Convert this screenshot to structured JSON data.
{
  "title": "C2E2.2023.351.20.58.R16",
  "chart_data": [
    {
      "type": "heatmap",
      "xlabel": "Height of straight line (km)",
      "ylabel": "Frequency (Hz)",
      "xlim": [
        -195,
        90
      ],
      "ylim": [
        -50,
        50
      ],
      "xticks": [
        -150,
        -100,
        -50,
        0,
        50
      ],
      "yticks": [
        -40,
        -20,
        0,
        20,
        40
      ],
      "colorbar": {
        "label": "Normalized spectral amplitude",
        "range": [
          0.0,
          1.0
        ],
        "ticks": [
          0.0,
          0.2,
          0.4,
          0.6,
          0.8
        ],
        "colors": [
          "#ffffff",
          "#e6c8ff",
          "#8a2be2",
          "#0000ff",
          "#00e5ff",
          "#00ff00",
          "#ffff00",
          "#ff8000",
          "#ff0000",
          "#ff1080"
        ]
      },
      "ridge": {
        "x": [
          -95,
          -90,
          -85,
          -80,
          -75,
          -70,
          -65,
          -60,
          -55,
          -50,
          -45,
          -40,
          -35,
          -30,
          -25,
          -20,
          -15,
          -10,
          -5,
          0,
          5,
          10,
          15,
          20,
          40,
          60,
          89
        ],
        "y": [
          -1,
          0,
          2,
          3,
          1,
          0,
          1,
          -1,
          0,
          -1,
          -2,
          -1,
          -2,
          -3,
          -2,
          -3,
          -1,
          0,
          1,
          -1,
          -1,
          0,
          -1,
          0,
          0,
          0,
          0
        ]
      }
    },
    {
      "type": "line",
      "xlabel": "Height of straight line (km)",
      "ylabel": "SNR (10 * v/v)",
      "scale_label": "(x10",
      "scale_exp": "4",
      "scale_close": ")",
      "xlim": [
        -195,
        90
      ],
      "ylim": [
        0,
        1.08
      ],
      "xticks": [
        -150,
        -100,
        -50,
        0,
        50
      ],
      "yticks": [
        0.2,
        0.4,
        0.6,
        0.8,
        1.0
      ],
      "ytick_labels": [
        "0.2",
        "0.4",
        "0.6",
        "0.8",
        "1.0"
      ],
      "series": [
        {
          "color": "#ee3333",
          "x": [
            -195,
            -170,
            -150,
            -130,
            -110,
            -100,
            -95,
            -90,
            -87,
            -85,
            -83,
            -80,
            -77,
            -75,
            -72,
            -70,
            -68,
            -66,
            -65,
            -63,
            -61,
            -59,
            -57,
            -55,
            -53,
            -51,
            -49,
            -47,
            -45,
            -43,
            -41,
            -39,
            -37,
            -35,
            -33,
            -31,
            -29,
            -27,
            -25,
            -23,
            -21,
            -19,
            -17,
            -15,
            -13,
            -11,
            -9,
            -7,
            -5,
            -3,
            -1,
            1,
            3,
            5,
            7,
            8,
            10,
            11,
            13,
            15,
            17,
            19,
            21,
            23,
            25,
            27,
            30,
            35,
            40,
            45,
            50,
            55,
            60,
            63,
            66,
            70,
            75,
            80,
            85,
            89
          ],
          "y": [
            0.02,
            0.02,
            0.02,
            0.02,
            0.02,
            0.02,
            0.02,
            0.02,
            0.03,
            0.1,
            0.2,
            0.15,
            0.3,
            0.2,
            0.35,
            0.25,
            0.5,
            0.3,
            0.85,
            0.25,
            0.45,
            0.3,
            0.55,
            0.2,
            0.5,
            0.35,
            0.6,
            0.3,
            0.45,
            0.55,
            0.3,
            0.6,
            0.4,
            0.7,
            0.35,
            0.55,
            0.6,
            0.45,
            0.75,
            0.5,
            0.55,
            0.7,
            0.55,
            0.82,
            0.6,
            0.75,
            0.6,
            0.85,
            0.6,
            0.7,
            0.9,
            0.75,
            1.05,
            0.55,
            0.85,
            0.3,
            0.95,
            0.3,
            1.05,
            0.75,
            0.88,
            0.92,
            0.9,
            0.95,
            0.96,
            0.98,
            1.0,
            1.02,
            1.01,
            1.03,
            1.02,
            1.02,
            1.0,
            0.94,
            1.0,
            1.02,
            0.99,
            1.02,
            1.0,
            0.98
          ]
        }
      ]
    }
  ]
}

- _WHAT IS BEING ASKED_
Copy the entries above exactly, leaving none out.

- _FULL OUTPUT_
Convert this screenshot to structured JSON data.
{
  "title": "C2E2.2023.351.20.58.R16",
  "chart_data": [
    {
      "type": "heatmap",
      "xlabel": "Height of straight line (km)",
      "ylabel": "Frequency (Hz)",
      "xlim": [
        -195,
        90
      ],
      "ylim": [
        -50,
        50
      ],
      "xticks": [
        -150,
        -100,
        -50,
        0,
        50
      ],
      "yticks": [
        -40,
        -20,
        0,
        20,
        40
      ],
      "colorbar": {
        "label": "Normalized spectral amplitude",
        "range": [
          0.0,
          1.0
        ],
        "ticks": [
          0.0,
          0.2,
          0.4,
          0.6,
          0.8
        ],
        "colors": [
          "#ffffff",
          "#e6c8ff",
          "#8a2be2",
          "#0000ff",
          "#00e5ff",
          "#00ff00",
          "#ffff00",
          "#ff8000",
          "#ff0000",
          "#ff1080"
        ]
      },
      "ridge": {
        "x": [
          -95,
          -90,
          -85,
          -80,
          -75,
          -70,
          -65,
          -60,
          -55,
          -50,
          -45,
          -40,
          -35,
          -30,
          -25,
          -20,
          -15,
          -10,
          -5,
          0,
          5,
          10,
          15,
          20,
          40,
          60,
          89
        ],
        "y": [
          -1,
          0,
          2,
          3,
          1,
          0,
          1,
          -1,
          0,
          -1,
          -2,
          -1,
          -2,
          -3,
          -2,
          -3,
          -1,
          0,
          1,
          -1,
          -1,
          0,
          -1,
          0,
          0,
          0,
          0
        ]
      }
    },
    {
      "type": "line",
      "xlabel": "Height of straight line (km)",
      "ylabel": "SNR (10 * v/v)",
      "scale_label": "(x10",
      "scale_exp": "4",
      "scale_close": ")",
      "xlim": [
        -195,
        90
      ],
      "ylim": [
        0,
        1.08
      ],
      "xticks": [
        -150,
        -100,
        -50,
        0,
        50
      ],
      "yticks": [
        0.2,
        0.4,
        0.6,
        0.8,
        1.0
      ],
      "ytick_labels": [
        "0.2",
        "0.4",
        "0.6",
        "0.8",
        "1.0"
      ],
      "series": [
        {
          "color": "#ee3333",
          "x": [
            -195,
            -170,
            -150,
            -130,
            -110,
            -100,
            -95,
            -90,
            -87,
            -85,
            -83,
            -80,
            -77,
            -75,
            -72,
            -70,
            -68,
            -66,
            -65,
            -63,
            -61,
            -59,
            -57,
            -55,
            -53,
            -51,
            -49,
            -47,
            -45,
            -43,
            -41,
            -39,
            -37,
            -35,
            -33,
            -31,
            -29,
            -27,
            -25,
            -23,
            -21,
            -19,
            -17,
            -15,
            -13,
            -11,
            -9,
            -7,
            -5,
            -3,
            -1,
            1,
            3,
            5,
            7,
            8,
            10,
            11,
            13,
            15,
            17,
            19,
            21,
            23,
            25,
            27,
            30,
            35,
            40,
            45,
            50,
            55,
            60,
            63,
            66,
            70,
            75,
            80,
            85,
            89
          ],
          "y": [
            0.02,
            0.02,
            0.02,
            0.02,
            0.02,
            0.02,
            0.02,
            0.02,
            0.03,
            0.1,
            0.2,
            0.15,
            0.3,
            0.2,
            0.35,
            0.25,
            0.5,
            0.3,
            0.85,
            0.25,
            0.45,
            0.3,
            0.55,
            0.2,
            0.5,
            0.35,
            0.6,
            0.3,
            0.45,
            0.55,
            0.3,
            0.6,
            0.4,
            0.7,
            0.35,
            0.55,
            0.6,
            0.45,
            0.75,
            0.5,
            0.55,
            0.7,
            0.55,
            0.82,
            0.6,
            0.75,
            0.6,
            0.85,
            0.6,
            0.7,
            0.9,
            0.75,
            1.05,
            0.55,
            0.85,
            0.3,
            0.95,
            0.3,
            1.05,
            0.75,
            0.88,
            0.92,
            0.9,
            0.95,
            0.96,
            0.98,
            1.0,
            1.02,
            1.01,
            1.03,
            1.02,
            1.02,
            1.0,
            0.94,
            1.0,
            1.02,
            0.99,
            1.02,
            1.0,
            0.98
          ]
        }
      ]
    }
  ]
}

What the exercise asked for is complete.